- [Extracted entries]:

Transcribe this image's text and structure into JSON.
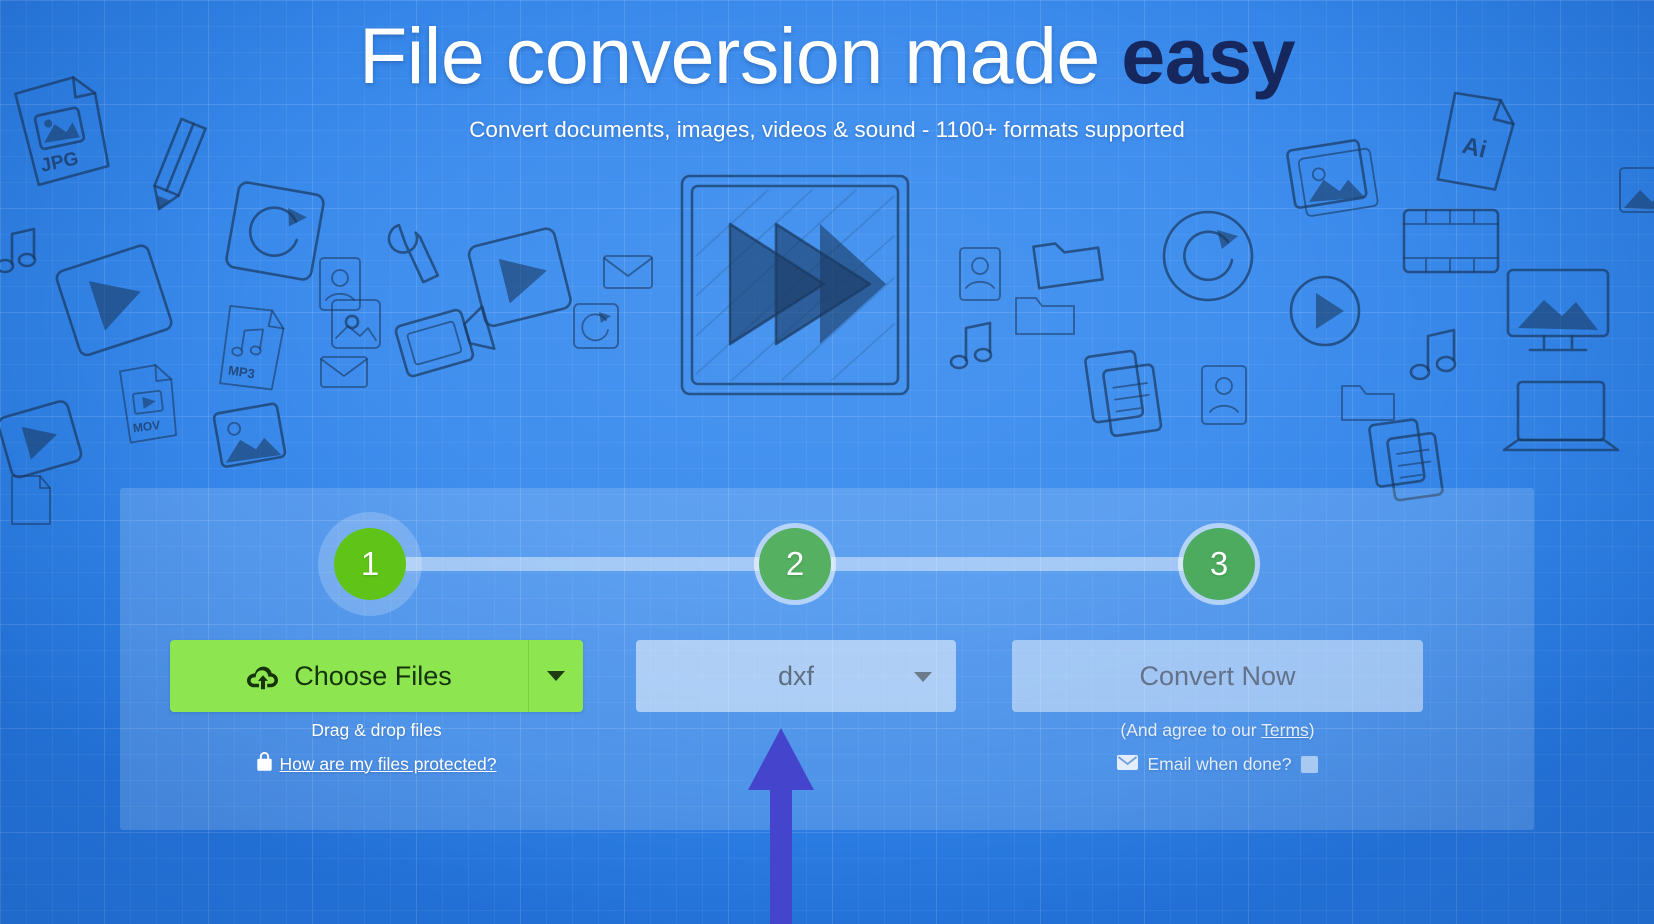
{
  "header": {
    "headline_main": "File conversion made ",
    "headline_accent": "easy",
    "subhead": "Convert documents, images, videos & sound - 1100+ formats supported"
  },
  "steps": [
    {
      "number": "1",
      "state": "active"
    },
    {
      "number": "2",
      "state": "inactive"
    },
    {
      "number": "3",
      "state": "inactive"
    }
  ],
  "controls": {
    "choose_files_label": "Choose Files",
    "choose_files_icon": "cloud-upload-icon",
    "choose_files_caret_icon": "chevron-down-icon",
    "format_value": "dxf",
    "format_caret_icon": "chevron-down-icon",
    "convert_now_label": "Convert Now"
  },
  "notes": {
    "drag_drop": "Drag & drop files",
    "protected_link": "How are my files protected?",
    "lock_icon": "lock-icon",
    "terms_prefix": "(And agree to our ",
    "terms_link": "Terms",
    "terms_suffix": ")",
    "email_when_done": "Email when done?",
    "envelope_icon": "envelope-icon",
    "email_checked": false
  },
  "annotation": {
    "arrow_icon": "up-arrow-icon",
    "arrow_color": "#4444cc",
    "points_at": "format-select"
  },
  "colors": {
    "background_blue": "#3f8eee",
    "background_blue_dark": "#2474dc",
    "panel_overlay": "rgba(255,255,255,0.155)",
    "accent_green": "#8de64f",
    "step_active_green": "#5fc417",
    "step_inactive_green": "#4cab5f",
    "headline_accent_navy": "#15275c",
    "doodle_navy": "#1b3a63"
  },
  "doodle_labels": {
    "jpg": "JPG",
    "mp3": "MP3",
    "mov": "MOV",
    "ai": "Ai"
  }
}
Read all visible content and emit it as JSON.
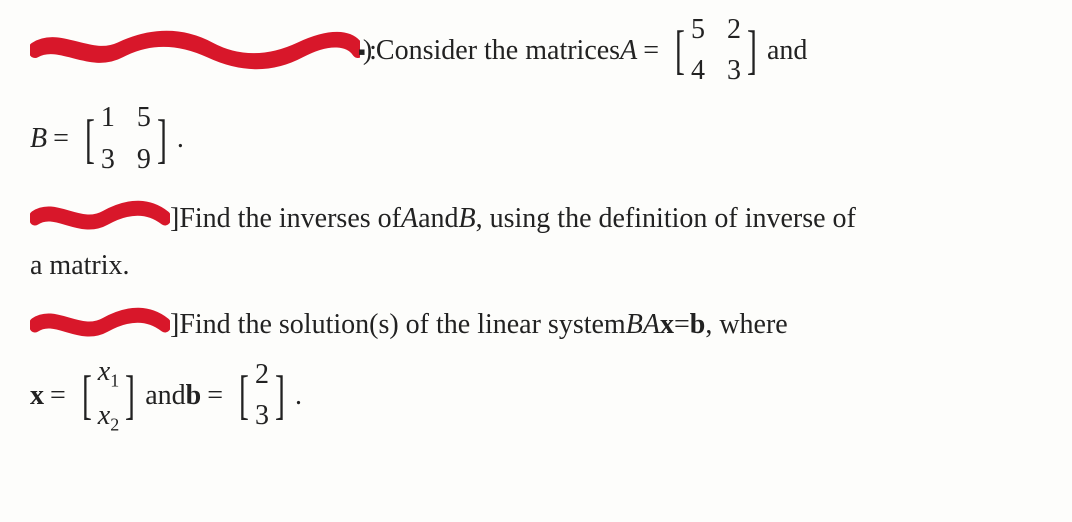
{
  "line1": {
    "suffix_paren": "):",
    "text1": " Consider the matrices ",
    "A_label": "A",
    "eq": " = ",
    "A": [
      [
        "5",
        "2"
      ],
      [
        "4",
        "3"
      ]
    ],
    "and": " and"
  },
  "line2": {
    "B_label": "B",
    "eq": " = ",
    "B": [
      [
        "1",
        "5"
      ],
      [
        "3",
        "9"
      ]
    ],
    "dot": "."
  },
  "line3": {
    "bracket_close": "]",
    "text": " Find the inverses of ",
    "A": "A",
    "and": " and ",
    "B": "B",
    "rest": ", using the definition of inverse of"
  },
  "line4": {
    "text": "a matrix."
  },
  "line5": {
    "bracket_close": "]",
    "text1": " Find the solution(s) of the linear system ",
    "BA": "BA",
    "x": "x",
    "eq": " = ",
    "b": "b",
    "where": ", where"
  },
  "line6": {
    "x_label": "x",
    "eq1": " = ",
    "xvec": [
      "x",
      "x"
    ],
    "xsubs": [
      "1",
      "2"
    ],
    "and": " and ",
    "b_label": "b",
    "eq2": " = ",
    "bvec": [
      "2",
      "3"
    ],
    "dot": "."
  }
}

- [What is being asked]: Omit every picture while copying the listing above exactly.

- [Result of this exercise]:
Transcribe this image's text and structure into JSON.
{
  "header": {
    "headline_main": "File conversion made ",
    "headline_accent": "easy",
    "subhead": "Convert documents, images, videos & sound - 1100+ formats supported"
  },
  "steps": [
    {
      "number": "1",
      "state": "active"
    },
    {
      "number": "2",
      "state": "inactive"
    },
    {
      "number": "3",
      "state": "inactive"
    }
  ],
  "controls": {
    "choose_files_label": "Choose Files",
    "choose_files_icon": "cloud-upload-icon",
    "choose_files_caret_icon": "chevron-down-icon",
    "format_value": "dxf",
    "format_caret_icon": "chevron-down-icon",
    "convert_now_label": "Convert Now"
  },
  "notes": {
    "drag_drop": "Drag & drop files",
    "protected_link": "How are my files protected?",
    "lock_icon": "lock-icon",
    "terms_prefix": "(And agree to our ",
    "terms_link": "Terms",
    "terms_suffix": ")",
    "email_when_done": "Email when done?",
    "envelope_icon": "envelope-icon",
    "email_checked": false
  },
  "annotation": {
    "arrow_icon": "up-arrow-icon",
    "arrow_color": "#4444cc",
    "points_at": "format-select"
  },
  "colors": {
    "background_blue": "#3f8eee",
    "background_blue_dark": "#2474dc",
    "panel_overlay": "rgba(255,255,255,0.155)",
    "accent_green": "#8de64f",
    "step_active_green": "#5fc417",
    "step_inactive_green": "#4cab5f",
    "headline_accent_navy": "#15275c",
    "doodle_navy": "#1b3a63"
  },
  "doodle_labels": {
    "jpg": "JPG",
    "mp3": "MP3",
    "mov": "MOV",
    "ai": "Ai"
  }
}
Read all visible content and emit it as JSON.
{
  "line1": {
    "suffix_paren": "):",
    "text1": " Consider the matrices ",
    "A_label": "A",
    "eq": " = ",
    "A": [
      [
        "5",
        "2"
      ],
      [
        "4",
        "3"
      ]
    ],
    "and": " and"
  },
  "line2": {
    "B_label": "B",
    "eq": " = ",
    "B": [
      [
        "1",
        "5"
      ],
      [
        "3",
        "9"
      ]
    ],
    "dot": "."
  },
  "line3": {
    "bracket_close": "]",
    "text": " Find the inverses of ",
    "A": "A",
    "and": " and ",
    "B": "B",
    "rest": ", using the definition of inverse of"
  },
  "line4": {
    "text": "a matrix."
  },
  "line5": {
    "bracket_close": "]",
    "text1": " Find the solution(s) of the linear system ",
    "BA": "BA",
    "x": "x",
    "eq": " = ",
    "b": "b",
    "where": ", where"
  },
  "line6": {
    "x_label": "x",
    "eq1": " = ",
    "xvec": [
      "x",
      "x"
    ],
    "xsubs": [
      "1",
      "2"
    ],
    "and": " and ",
    "b_label": "b",
    "eq2": " = ",
    "bvec": [
      "2",
      "3"
    ],
    "dot": "."
  }
}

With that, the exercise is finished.